> Problem description: Give the entries back exactly, dropping each image.
>> BEGIN Data entries
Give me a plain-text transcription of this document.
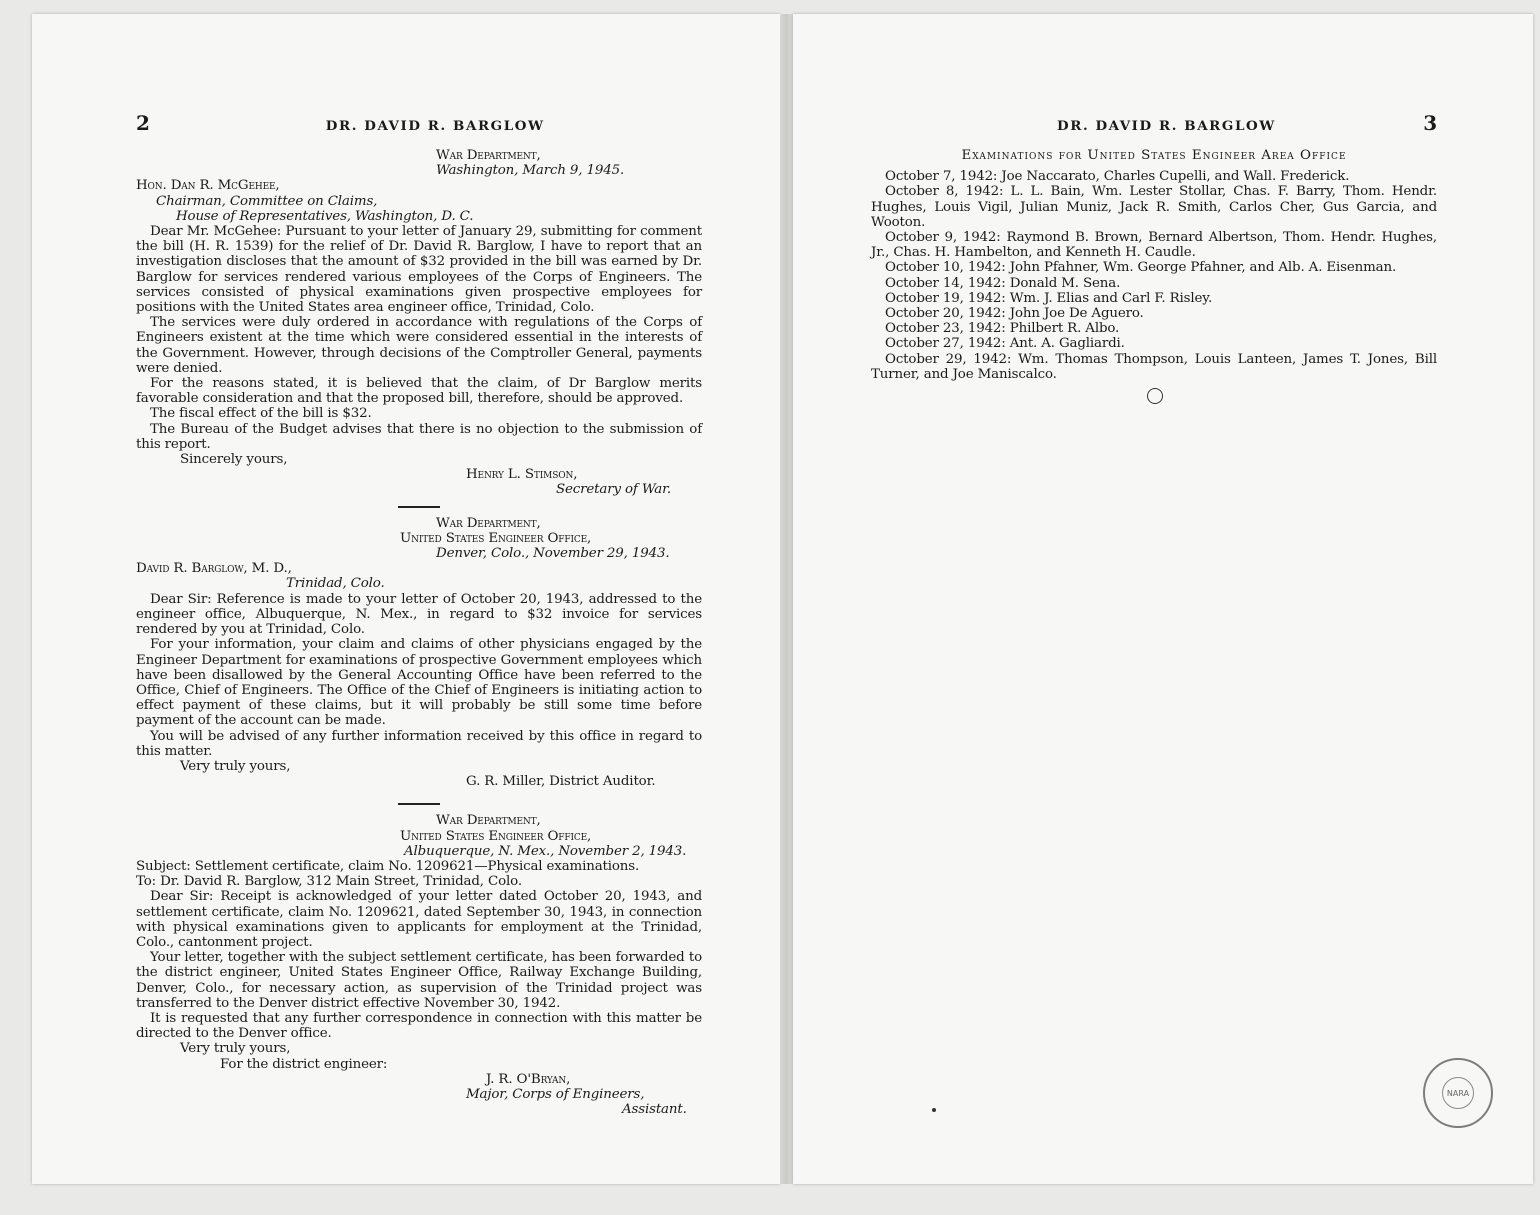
2	DR. DAVID R. BARGLOW

War Department,

Washington, March 9, 1945.

Hon. Dan R. McGehee,

Chairman, Committee on Claims,

House of Representatives, Washington, D. C.

Dear Mr. McGehee: Pursuant to your letter of January 29, submitting for comment the bill (H. R. 1539) for the relief of Dr. David R. Barglow, I have to report that an investigation discloses that the amount of $32 provided in the bill was earned by Dr. Barglow for services rendered various employees of the Corps of Engineers. The services consisted of physical examinations given prospective employees for positions with the United States area engineer office, Trinidad, Colo.

The services were duly ordered in accordance with regulations of the Corps of Engineers existent at the time which were considered essential in the interests of the Government. However, through decisions of the Comptroller General, payments were denied.

For the reasons stated, it is believed that the claim, of Dr Barglow merits favorable consideration and that the proposed bill, therefore, should be approved.

The fiscal effect of the bill is $32.

The Bureau of the Budget advises that there is no objection to the submission of this report.

Sincerely yours,

Henry L. Stimson,

Secretary of War.

War Department,

United States Engineer Office,

Denver, Colo., November 29, 1943.

David R. Barglow, M. D.,

Trinidad, Colo.

Dear Sir: Reference is made to your letter of October 20, 1943, addressed to the engineer office, Albuquerque, N. Mex., in regard to $32 invoice for services rendered by you at Trinidad, Colo.

For your information, your claim and claims of other physicians engaged by the Engineer Department for examinations of prospective Government employees which have been disallowed by the General Accounting Office have been referred to the Office, Chief of Engineers. The Office of the Chief of Engineers is initiating action to effect payment of these claims, but it will probably be still some time before payment of the account can be made.

You will be advised of any further information received by this office in regard to this matter.

Very truly yours,

G. R. Miller, District Auditor.

War Department,

United States Engineer Office,

Albuquerque, N. Mex., November 2, 1943.

Subject: Settlement certificate, claim No. 1209621—Physical examinations.

To: Dr. David R. Barglow, 312 Main Street, Trinidad, Colo.

Dear Sir: Receipt is acknowledged of your letter dated October 20, 1943, and settlement certificate, claim No. 1209621, dated September 30, 1943, in connection with physical examinations given to applicants for employment at the Trinidad, Colo., cantonment project.

Your letter, together with the subject settlement certificate, has been forwarded to the district engineer, United States Engineer Office, Railway Exchange Building, Denver, Colo., for necessary action, as supervision of the Trinidad project was transferred to the Denver district effective November 30, 1942.

It is requested that any further correspondence in connection with this matter be directed to the Denver office.

Very truly yours,

For the district engineer:

J. R. O'Bryan,

Major, Corps of Engineers,

Assistant.

DR. DAVID R. BARGLOW	3

Examinations for United States Engineer Area Office

October 7, 1942: Joe Naccarato, Charles Cupelli, and Wall. Frederick.

October 8, 1942: L. L. Bain, Wm. Lester Stollar, Chas. F. Barry, Thom. Hendr. Hughes, Louis Vigil, Julian Muniz, Jack R. Smith, Carlos Cher, Gus Garcia, and Wooton.

October 9, 1942: Raymond B. Brown, Bernard Albertson, Thom. Hendr. Hughes, Jr., Chas. H. Hambelton, and Kenneth H. Caudle.

October 10, 1942: John Pfahner, Wm. George Pfahner, and Alb. A. Eisenman.

October 14, 1942: Donald M. Sena.

October 19, 1942: Wm. J. Elias and Carl F. Risley.

October 20, 1942: John Joe De Aguero.

October 23, 1942: Philbert R. Albo.

October 27, 1942: Ant. A. Gagliardi.

October 29, 1942: Wm. Thomas Thompson, Louis Lanteen, James T. Jones, Bill Turner, and Joe Maniscalco.

NARA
>> END Data entries
> Exercise solution:
Give me a plain-text transcription of this document.
2	DR. DAVID R. BARGLOW

War Department,

Washington, March 9, 1945.

Hon. Dan R. McGehee,

Chairman, Committee on Claims,

House of Representatives, Washington, D. C.

Dear Mr. McGehee: Pursuant to your letter of January 29, submitting for comment the bill (H. R. 1539) for the relief of Dr. David R. Barglow, I have to report that an investigation discloses that the amount of $32 provided in the bill was earned by Dr. Barglow for services rendered various employees of the Corps of Engineers. The services consisted of physical examinations given prospective employees for positions with the United States area engineer office, Trinidad, Colo.

The services were duly ordered in accordance with regulations of the Corps of Engineers existent at the time which were considered essential in the interests of the Government. However, through decisions of the Comptroller General, payments were denied.

For the reasons stated, it is believed that the claim, of Dr Barglow merits favorable consideration and that the proposed bill, therefore, should be approved.

The fiscal effect of the bill is $32.

The Bureau of the Budget advises that there is no objection to the submission of this report.

Sincerely yours,

Henry L. Stimson,

Secretary of War.

War Department,

United States Engineer Office,

Denver, Colo., November 29, 1943.

David R. Barglow, M. D.,

Trinidad, Colo.

Dear Sir: Reference is made to your letter of October 20, 1943, addressed to the engineer office, Albuquerque, N. Mex., in regard to $32 invoice for services rendered by you at Trinidad, Colo.

For your information, your claim and claims of other physicians engaged by the Engineer Department for examinations of prospective Government employees which have been disallowed by the General Accounting Office have been referred to the Office, Chief of Engineers. The Office of the Chief of Engineers is initiating action to effect payment of these claims, but it will probably be still some time before payment of the account can be made.

You will be advised of any further information received by this office in regard to this matter.

Very truly yours,

G. R. Miller, District Auditor.

War Department,

United States Engineer Office,

Albuquerque, N. Mex., November 2, 1943.

Subject: Settlement certificate, claim No. 1209621—Physical examinations.

To: Dr. David R. Barglow, 312 Main Street, Trinidad, Colo.

Dear Sir: Receipt is acknowledged of your letter dated October 20, 1943, and settlement certificate, claim No. 1209621, dated September 30, 1943, in connection with physical examinations given to applicants for employment at the Trinidad, Colo., cantonment project.

Your letter, together with the subject settlement certificate, has been forwarded to the district engineer, United States Engineer Office, Railway Exchange Building, Denver, Colo., for necessary action, as supervision of the Trinidad project was transferred to the Denver district effective November 30, 1942.

It is requested that any further correspondence in connection with this matter be directed to the Denver office.

Very truly yours,

For the district engineer:

J. R. O'Bryan,

Major, Corps of Engineers,

Assistant.

DR. DAVID R. BARGLOW	3

Examinations for United States Engineer Area Office

October 7, 1942: Joe Naccarato, Charles Cupelli, and Wall. Frederick.

October 8, 1942: L. L. Bain, Wm. Lester Stollar, Chas. F. Barry, Thom. Hendr. Hughes, Louis Vigil, Julian Muniz, Jack R. Smith, Carlos Cher, Gus Garcia, and Wooton.

October 9, 1942: Raymond B. Brown, Bernard Albertson, Thom. Hendr. Hughes, Jr., Chas. H. Hambelton, and Kenneth H. Caudle.

October 10, 1942: John Pfahner, Wm. George Pfahner, and Alb. A. Eisenman.

October 14, 1942: Donald M. Sena.

October 19, 1942: Wm. J. Elias and Carl F. Risley.

October 20, 1942: John Joe De Aguero.

October 23, 1942: Philbert R. Albo.

October 27, 1942: Ant. A. Gagliardi.

October 29, 1942: Wm. Thomas Thompson, Louis Lanteen, James T. Jones, Bill Turner, and Joe Maniscalco.

NARA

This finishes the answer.